Extract the text of every entry below exactly; leave images out.

Records to process
== == ==

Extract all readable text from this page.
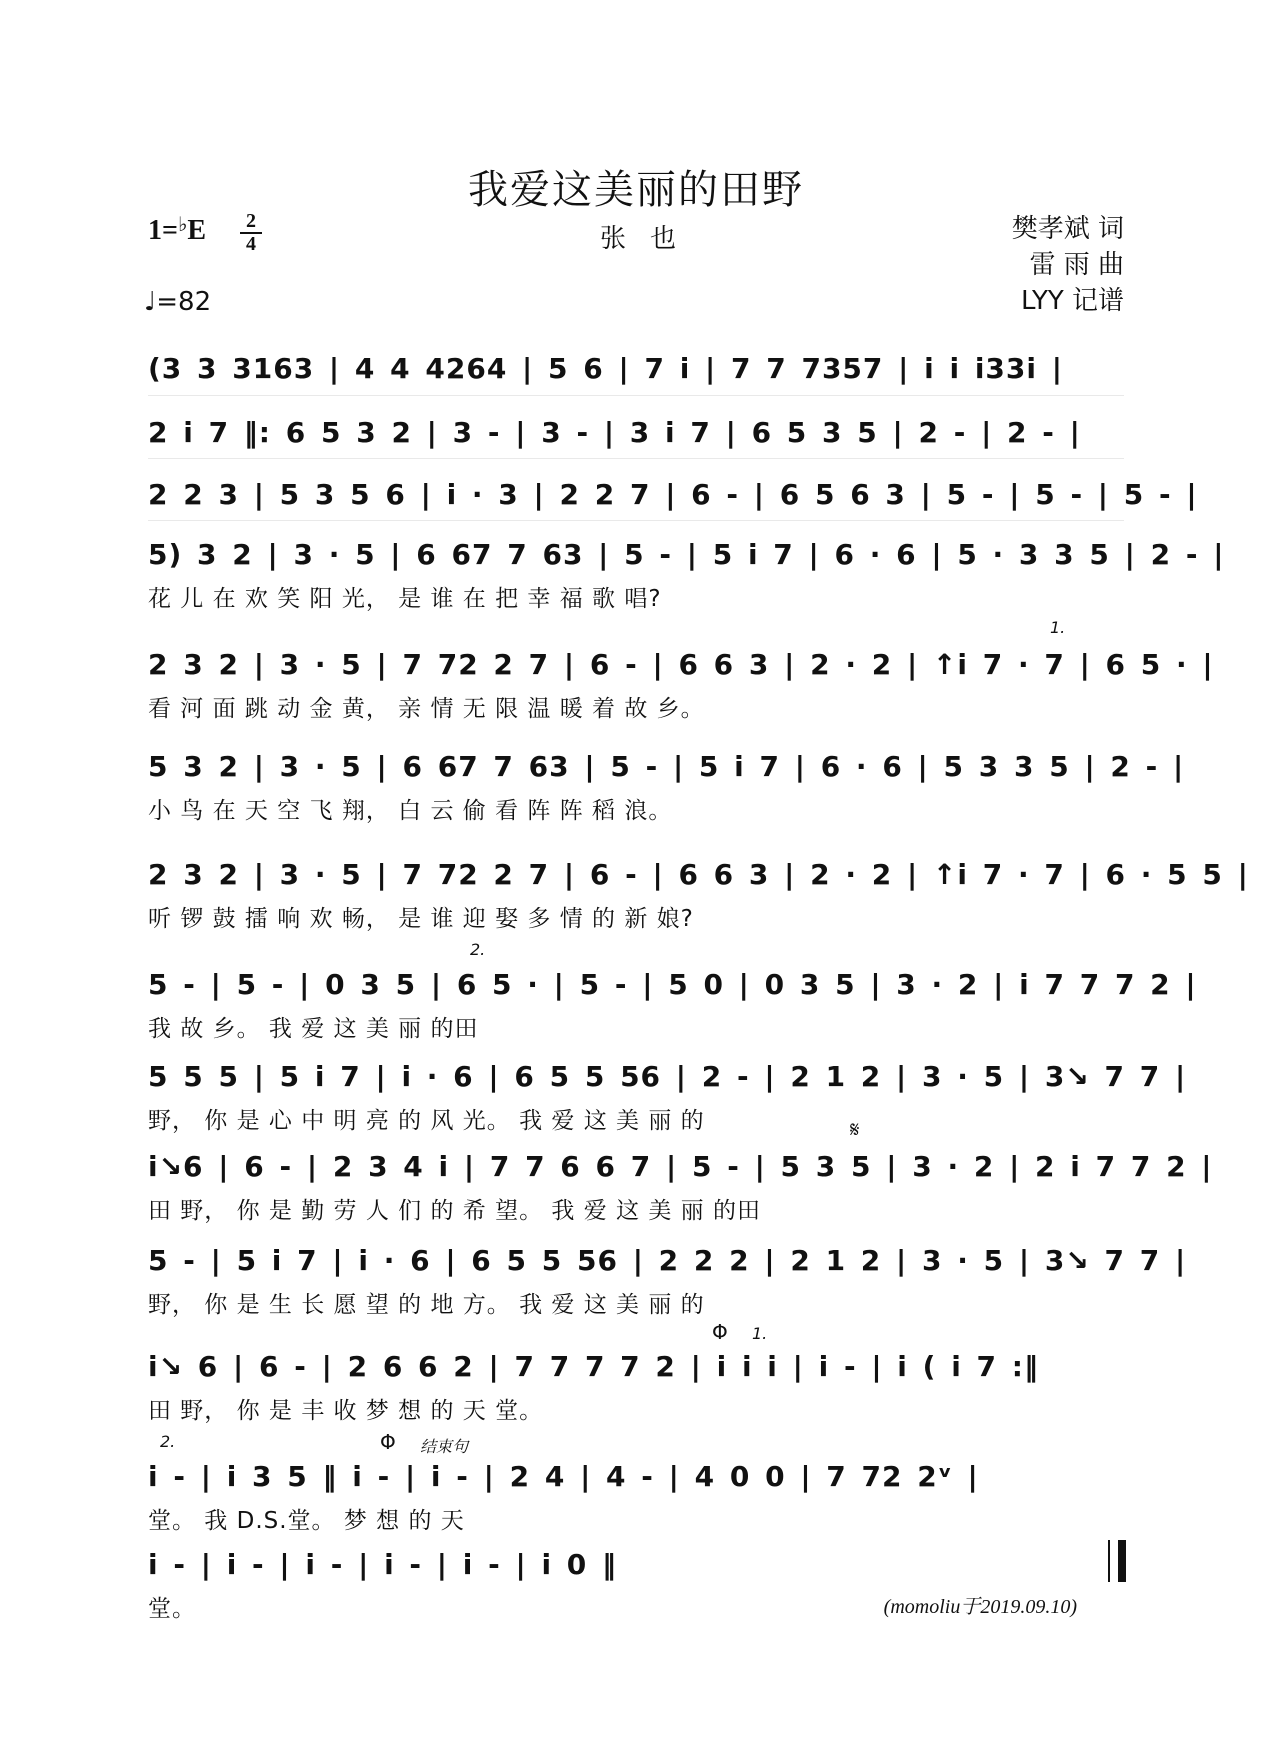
我爱这美丽的田野
1=♭E	2
4	张也	樊孝斌 词
雷 雨 曲
LYY 记谱
♩=82
(3 3 3163 | 4 4 4264 | 5 6 | 7 i | 7 7 7357 | i i i33i |
2 i 7 ‖: 6 5 3 2 | 3 - | 3 - | 3 i 7 | 6 5 3 5 | 2 - | 2 - |
2 2 3 | 5 3 5 6 | i · 3 | 2 2 7 | 6 - | 6 5 6 3 | 5 - | 5 - | 5 - |
5) 3 2 | 3 · 5 | 6 67 7 63 | 5 - | 5 i 7 | 6 · 6 | 5 · 3 3 5 | 2 - |
花 儿 在 欢 笑 阳 光， 是 谁 在 把 幸 福 歌 唱?
1.
2 3 2 | 3 · 5 | 7 72 2 7 | 6 - | 6 6 3 | 2 · 2 | ↑i 7 · 7 | 6 5 · |
看 河 面 跳 动 金 黄， 亲 情 无 限 温 暖 着 故 乡。
5 3 2 | 3 · 5 | 6 67 7 63 | 5 - | 5 i 7 | 6 · 6 | 5 3 3 5 | 2 - |
小 鸟 在 天 空 飞 翔， 白 云 偷 看 阵 阵 稻 浪。
2 3 2 | 3 · 5 | 7 72 2 7 | 6 - | 6 6 3 | 2 · 2 | ↑i 7 · 7 | 6 · 5 5 |
听 锣 鼓 擂 响 欢 畅， 是 谁 迎 娶 多 情 的 新 娘?
2.
5 - | 5 - | 0 3 5 | 6 5 · | 5 - | 5 0 | 0 3 5 | 3 · 2 | i 7 7 7 2 |
我 故 乡。 我 爱 这 美 丽 的田
5 5 5 | 5 i 7 | i · 6 | 6 5 5 56 | 2 - | 2 1 2 | 3 · 5 | 3↘ 7 7 |
野， 你 是 心 中 明 亮 的 风 光。 我 爱 这 美 丽 的	𝄋
i↘6 | 6 - | 2 3 4 i | 7 7 6 6 7 | 5 - | 5 3 5 | 3 · 2 | 2 i 7 7 2 |
田 野， 你 是 勤 劳 人 们 的 希 望。 我 爱 这 美 丽 的田
5 - | 5 i 7 | i · 6 | 6 5 5 56 | 2 2 2 | 2 1 2 | 3 · 5 | 3↘ 7 7 |
野， 你 是 生 长 愿 望 的 地 方。 我 爱 这 美 丽 的
Φ 1.
i↘ 6 | 6 - | 2 6 6 2 | 7 7 7 7 2 | i i i | i - | i ( i 7 :‖
田 野， 你 是 丰 收 梦 想 的 天 堂。
2.	Φ 结束句
i - | i 3 5 ‖ i - | i - | 2 4 | 4 - | 4 0 0 | 7 72 2ᵛ |
堂。 我 D.S.堂。 梦 想 的 天
i - | i - | i - | i - | i - | i 0 ‖
堂。	(momoliu于2019.09.10)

== == ==

Solved exercise
Extract all readable text from this page.
我爱这美丽的田野
1=♭E	2
4	张也	樊孝斌 词
雷 雨 曲
LYY 记谱
♩=82
(3 3 3163 | 4 4 4264 | 5 6 | 7 i | 7 7 7357 | i i i33i |
2 i 7 ‖: 6 5 3 2 | 3 - | 3 - | 3 i 7 | 6 5 3 5 | 2 - | 2 - |
2 2 3 | 5 3 5 6 | i · 3 | 2 2 7 | 6 - | 6 5 6 3 | 5 - | 5 - | 5 - |
5) 3 2 | 3 · 5 | 6 67 7 63 | 5 - | 5 i 7 | 6 · 6 | 5 · 3 3 5 | 2 - |
花 儿 在 欢 笑 阳 光， 是 谁 在 把 幸 福 歌 唱?
1.
2 3 2 | 3 · 5 | 7 72 2 7 | 6 - | 6 6 3 | 2 · 2 | ↑i 7 · 7 | 6 5 · |
看 河 面 跳 动 金 黄， 亲 情 无 限 温 暖 着 故 乡。
5 3 2 | 3 · 5 | 6 67 7 63 | 5 - | 5 i 7 | 6 · 6 | 5 3 3 5 | 2 - |
小 鸟 在 天 空 飞 翔， 白 云 偷 看 阵 阵 稻 浪。
2 3 2 | 3 · 5 | 7 72 2 7 | 6 - | 6 6 3 | 2 · 2 | ↑i 7 · 7 | 6 · 5 5 |
听 锣 鼓 擂 响 欢 畅， 是 谁 迎 娶 多 情 的 新 娘?
2.
5 - | 5 - | 0 3 5 | 6 5 · | 5 - | 5 0 | 0 3 5 | 3 · 2 | i 7 7 7 2 |
我 故 乡。 我 爱 这 美 丽 的田
5 5 5 | 5 i 7 | i · 6 | 6 5 5 56 | 2 - | 2 1 2 | 3 · 5 | 3↘ 7 7 |
野， 你 是 心 中 明 亮 的 风 光。 我 爱 这 美 丽 的	𝄋
i↘6 | 6 - | 2 3 4 i | 7 7 6 6 7 | 5 - | 5 3 5 | 3 · 2 | 2 i 7 7 2 |
田 野， 你 是 勤 劳 人 们 的 希 望。 我 爱 这 美 丽 的田
5 - | 5 i 7 | i · 6 | 6 5 5 56 | 2 2 2 | 2 1 2 | 3 · 5 | 3↘ 7 7 |
野， 你 是 生 长 愿 望 的 地 方。 我 爱 这 美 丽 的
Φ 1.
i↘ 6 | 6 - | 2 6 6 2 | 7 7 7 7 2 | i i i | i - | i ( i 7 :‖
田 野， 你 是 丰 收 梦 想 的 天 堂。
2.	Φ 结束句
i - | i 3 5 ‖ i - | i - | 2 4 | 4 - | 4 0 0 | 7 72 2ᵛ |
堂。 我 D.S.堂。 梦 想 的 天
i - | i - | i - | i - | i - | i 0 ‖
堂。	(momoliu于2019.09.10)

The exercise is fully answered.